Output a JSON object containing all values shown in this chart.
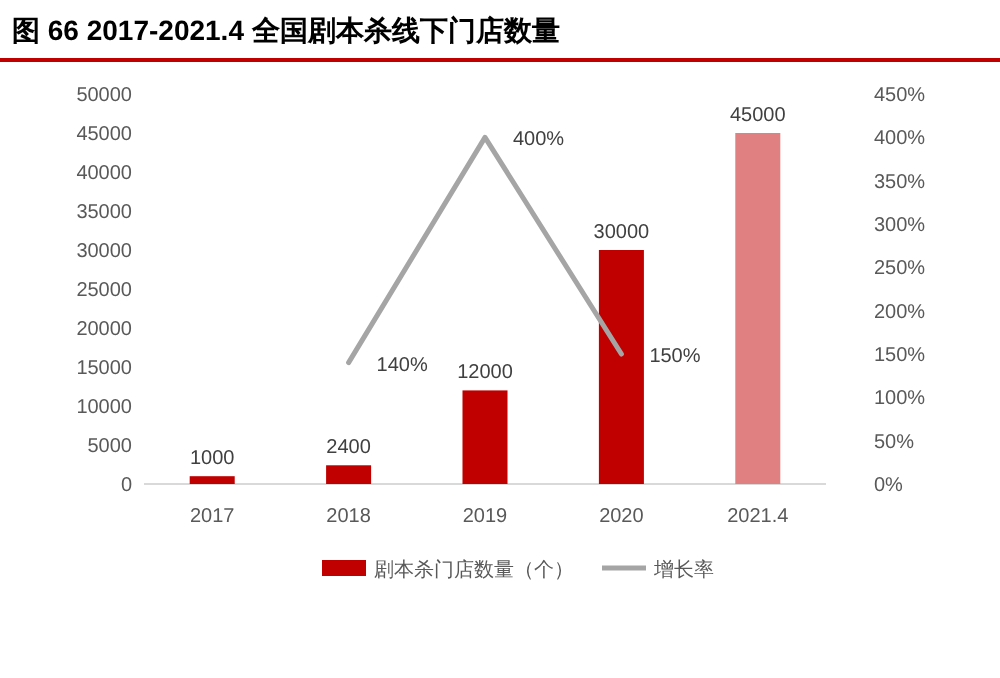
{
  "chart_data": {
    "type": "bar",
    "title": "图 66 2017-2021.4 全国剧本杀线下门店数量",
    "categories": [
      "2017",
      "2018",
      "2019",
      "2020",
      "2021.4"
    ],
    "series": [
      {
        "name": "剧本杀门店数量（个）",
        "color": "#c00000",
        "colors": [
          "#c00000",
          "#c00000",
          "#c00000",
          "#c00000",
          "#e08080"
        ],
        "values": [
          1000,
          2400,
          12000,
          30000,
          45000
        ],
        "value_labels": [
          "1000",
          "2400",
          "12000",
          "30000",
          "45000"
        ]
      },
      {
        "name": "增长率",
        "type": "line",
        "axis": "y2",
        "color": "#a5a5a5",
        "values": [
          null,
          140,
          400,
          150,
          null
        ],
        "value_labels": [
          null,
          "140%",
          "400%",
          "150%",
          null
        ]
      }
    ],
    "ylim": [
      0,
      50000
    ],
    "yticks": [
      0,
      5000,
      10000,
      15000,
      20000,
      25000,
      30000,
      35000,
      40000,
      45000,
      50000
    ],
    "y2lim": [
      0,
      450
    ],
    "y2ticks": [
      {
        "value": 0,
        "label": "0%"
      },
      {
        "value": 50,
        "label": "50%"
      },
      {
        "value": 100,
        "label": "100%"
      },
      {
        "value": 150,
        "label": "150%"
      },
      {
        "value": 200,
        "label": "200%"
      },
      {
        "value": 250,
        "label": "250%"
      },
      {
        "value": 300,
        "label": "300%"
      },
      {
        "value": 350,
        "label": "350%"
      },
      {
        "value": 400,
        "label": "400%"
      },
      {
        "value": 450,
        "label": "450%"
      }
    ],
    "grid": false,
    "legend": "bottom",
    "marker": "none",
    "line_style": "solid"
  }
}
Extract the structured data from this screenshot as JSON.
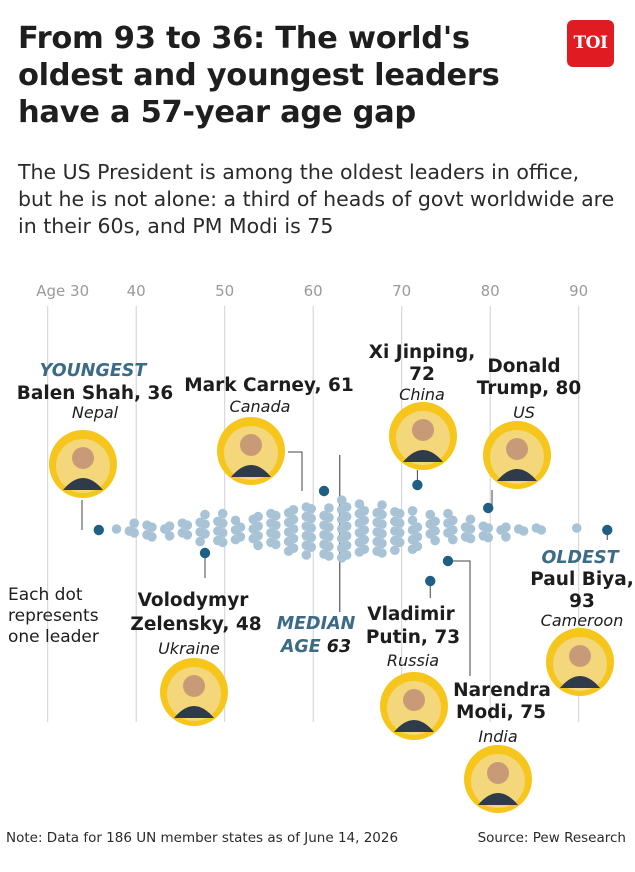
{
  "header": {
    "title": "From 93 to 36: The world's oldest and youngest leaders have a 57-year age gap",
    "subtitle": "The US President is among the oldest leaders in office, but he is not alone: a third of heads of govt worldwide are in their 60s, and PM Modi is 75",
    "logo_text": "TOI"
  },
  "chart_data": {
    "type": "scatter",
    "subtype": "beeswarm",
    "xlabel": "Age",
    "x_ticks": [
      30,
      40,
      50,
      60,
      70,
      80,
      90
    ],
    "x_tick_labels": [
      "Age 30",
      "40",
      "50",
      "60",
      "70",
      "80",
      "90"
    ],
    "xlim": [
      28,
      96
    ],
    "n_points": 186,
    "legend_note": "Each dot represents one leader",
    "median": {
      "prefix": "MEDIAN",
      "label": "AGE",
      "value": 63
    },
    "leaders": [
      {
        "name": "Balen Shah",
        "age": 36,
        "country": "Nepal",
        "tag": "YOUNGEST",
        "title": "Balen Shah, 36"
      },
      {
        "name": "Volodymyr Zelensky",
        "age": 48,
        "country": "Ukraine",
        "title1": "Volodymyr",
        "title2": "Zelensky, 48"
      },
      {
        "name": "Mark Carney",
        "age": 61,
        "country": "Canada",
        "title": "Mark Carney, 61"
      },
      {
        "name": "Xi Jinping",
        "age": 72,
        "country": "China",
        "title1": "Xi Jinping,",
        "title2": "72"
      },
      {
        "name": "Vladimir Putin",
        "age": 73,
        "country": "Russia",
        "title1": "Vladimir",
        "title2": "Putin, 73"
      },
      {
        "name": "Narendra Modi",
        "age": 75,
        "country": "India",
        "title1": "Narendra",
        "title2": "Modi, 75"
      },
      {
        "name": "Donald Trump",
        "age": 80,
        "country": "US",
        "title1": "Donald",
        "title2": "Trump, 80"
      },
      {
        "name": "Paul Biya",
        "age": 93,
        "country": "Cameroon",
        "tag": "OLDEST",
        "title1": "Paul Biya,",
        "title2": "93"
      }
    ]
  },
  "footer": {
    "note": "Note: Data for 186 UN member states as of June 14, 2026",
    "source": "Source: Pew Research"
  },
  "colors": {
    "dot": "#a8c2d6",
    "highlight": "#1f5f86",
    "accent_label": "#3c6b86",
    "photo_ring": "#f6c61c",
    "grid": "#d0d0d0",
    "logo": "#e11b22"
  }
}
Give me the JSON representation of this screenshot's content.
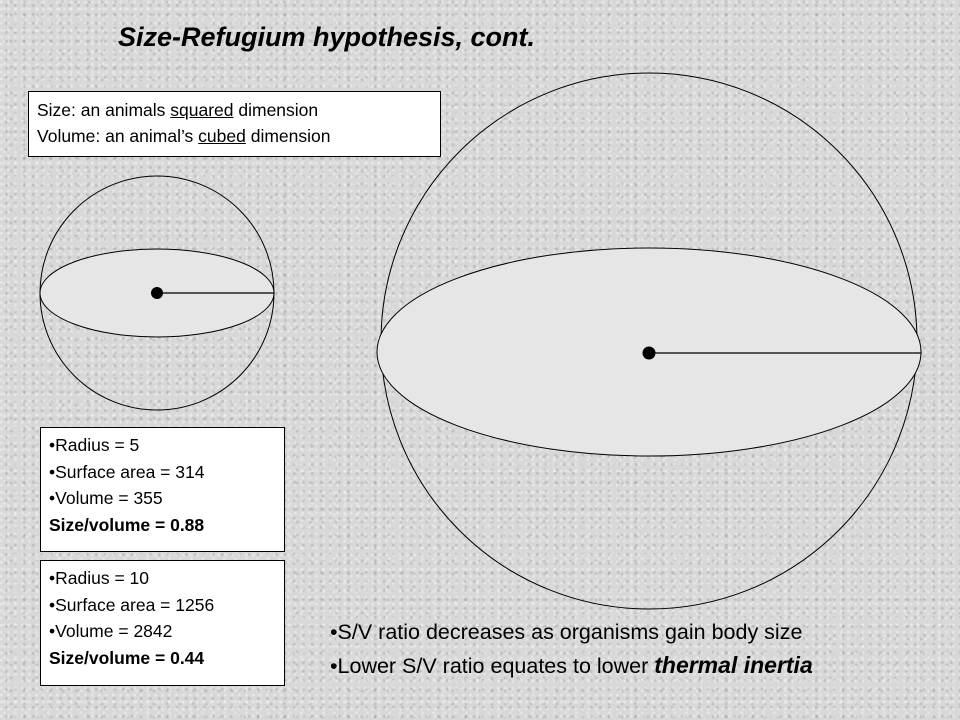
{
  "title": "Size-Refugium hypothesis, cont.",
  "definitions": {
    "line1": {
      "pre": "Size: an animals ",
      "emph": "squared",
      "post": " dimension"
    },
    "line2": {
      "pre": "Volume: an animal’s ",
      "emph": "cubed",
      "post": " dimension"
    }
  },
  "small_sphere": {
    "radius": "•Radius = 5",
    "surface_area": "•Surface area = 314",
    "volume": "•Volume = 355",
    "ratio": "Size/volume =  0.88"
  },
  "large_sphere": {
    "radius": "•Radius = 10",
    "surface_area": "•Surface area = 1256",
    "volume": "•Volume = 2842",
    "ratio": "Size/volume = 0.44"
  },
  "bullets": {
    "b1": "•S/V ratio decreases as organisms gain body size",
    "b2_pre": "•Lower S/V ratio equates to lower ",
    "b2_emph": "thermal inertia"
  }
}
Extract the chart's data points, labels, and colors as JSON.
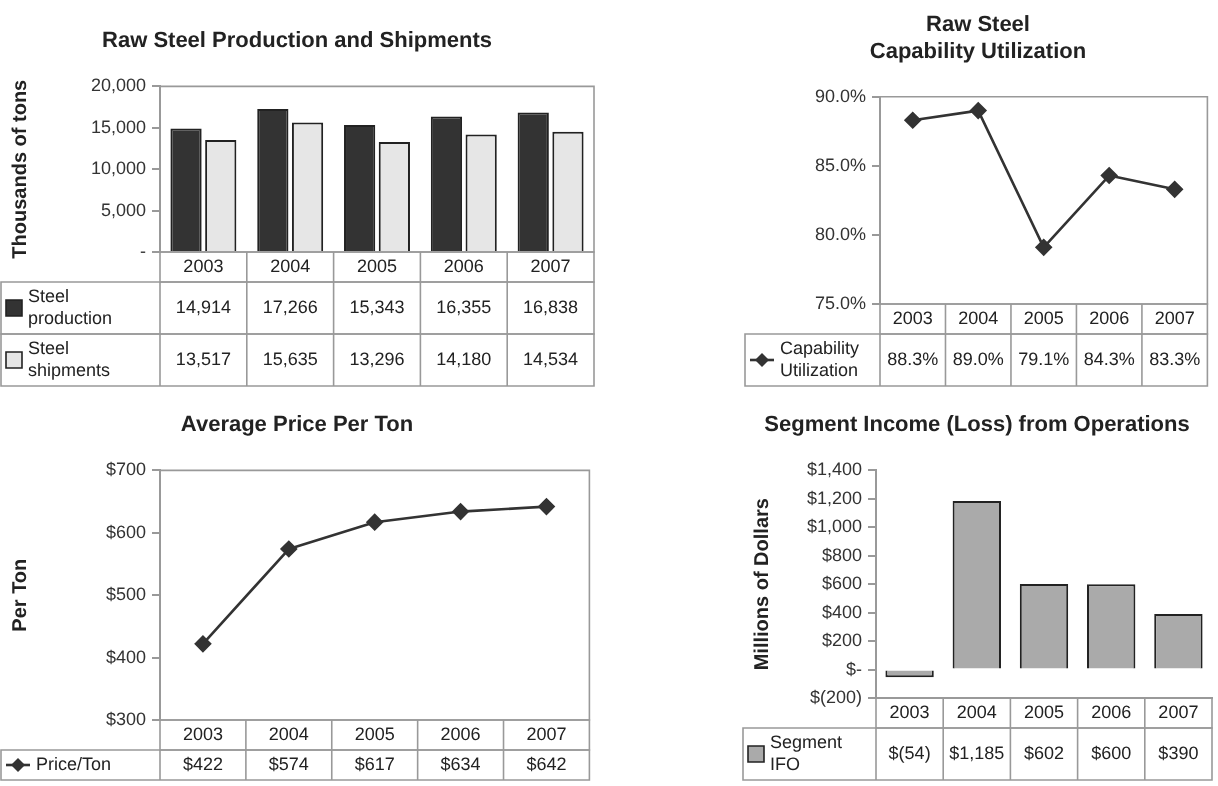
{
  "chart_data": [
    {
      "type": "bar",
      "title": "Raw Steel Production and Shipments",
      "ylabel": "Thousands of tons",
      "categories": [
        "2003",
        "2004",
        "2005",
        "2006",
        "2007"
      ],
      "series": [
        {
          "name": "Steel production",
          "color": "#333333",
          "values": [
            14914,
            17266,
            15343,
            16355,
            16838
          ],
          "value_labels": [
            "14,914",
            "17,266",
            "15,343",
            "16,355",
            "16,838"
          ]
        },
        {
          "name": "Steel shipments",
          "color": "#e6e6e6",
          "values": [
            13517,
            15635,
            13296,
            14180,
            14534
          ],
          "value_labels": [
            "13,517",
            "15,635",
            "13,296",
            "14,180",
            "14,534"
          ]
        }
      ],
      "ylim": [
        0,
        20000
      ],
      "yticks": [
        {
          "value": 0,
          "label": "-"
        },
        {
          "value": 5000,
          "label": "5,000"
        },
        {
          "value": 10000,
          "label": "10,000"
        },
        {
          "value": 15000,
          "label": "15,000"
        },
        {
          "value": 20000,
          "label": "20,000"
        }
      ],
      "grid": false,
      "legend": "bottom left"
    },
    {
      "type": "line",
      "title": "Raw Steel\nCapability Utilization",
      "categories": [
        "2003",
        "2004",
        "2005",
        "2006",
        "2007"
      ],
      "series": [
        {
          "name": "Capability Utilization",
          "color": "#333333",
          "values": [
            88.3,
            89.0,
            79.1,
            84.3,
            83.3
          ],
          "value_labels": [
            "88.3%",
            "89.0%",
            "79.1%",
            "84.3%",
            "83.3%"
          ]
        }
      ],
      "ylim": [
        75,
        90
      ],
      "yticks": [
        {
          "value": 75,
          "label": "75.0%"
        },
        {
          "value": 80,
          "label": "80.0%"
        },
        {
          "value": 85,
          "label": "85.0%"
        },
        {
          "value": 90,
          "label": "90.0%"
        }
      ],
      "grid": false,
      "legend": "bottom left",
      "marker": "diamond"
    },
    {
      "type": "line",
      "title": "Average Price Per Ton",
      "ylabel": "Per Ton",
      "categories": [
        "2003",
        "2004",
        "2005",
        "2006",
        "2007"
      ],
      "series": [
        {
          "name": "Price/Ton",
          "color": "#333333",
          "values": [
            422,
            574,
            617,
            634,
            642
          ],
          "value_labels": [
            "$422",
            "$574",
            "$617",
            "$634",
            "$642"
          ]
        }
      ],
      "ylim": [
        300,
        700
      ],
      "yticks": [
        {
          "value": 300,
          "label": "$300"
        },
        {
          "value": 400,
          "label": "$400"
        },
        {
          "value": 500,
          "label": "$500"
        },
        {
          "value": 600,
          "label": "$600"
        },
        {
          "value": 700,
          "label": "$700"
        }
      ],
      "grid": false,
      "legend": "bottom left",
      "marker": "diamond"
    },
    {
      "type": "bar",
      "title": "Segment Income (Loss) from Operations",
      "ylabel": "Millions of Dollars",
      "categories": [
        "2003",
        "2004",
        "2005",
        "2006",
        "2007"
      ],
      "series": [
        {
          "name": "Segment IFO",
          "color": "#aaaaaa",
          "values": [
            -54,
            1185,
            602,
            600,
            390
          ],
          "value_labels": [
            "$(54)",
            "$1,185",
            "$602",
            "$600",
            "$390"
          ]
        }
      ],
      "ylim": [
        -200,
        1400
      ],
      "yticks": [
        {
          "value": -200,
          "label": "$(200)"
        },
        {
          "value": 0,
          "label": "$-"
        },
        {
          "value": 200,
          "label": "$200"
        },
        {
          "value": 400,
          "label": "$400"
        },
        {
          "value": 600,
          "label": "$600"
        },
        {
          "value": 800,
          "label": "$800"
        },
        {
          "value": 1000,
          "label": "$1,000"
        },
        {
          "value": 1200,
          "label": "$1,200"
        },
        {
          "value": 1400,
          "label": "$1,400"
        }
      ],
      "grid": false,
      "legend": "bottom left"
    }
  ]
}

#### Directions
Report all lines of the material that contain the word "colors".

#### Solved exercise
        "colors": [
  "colors": {
Extract the chart's data points, labels, and colors as JSON.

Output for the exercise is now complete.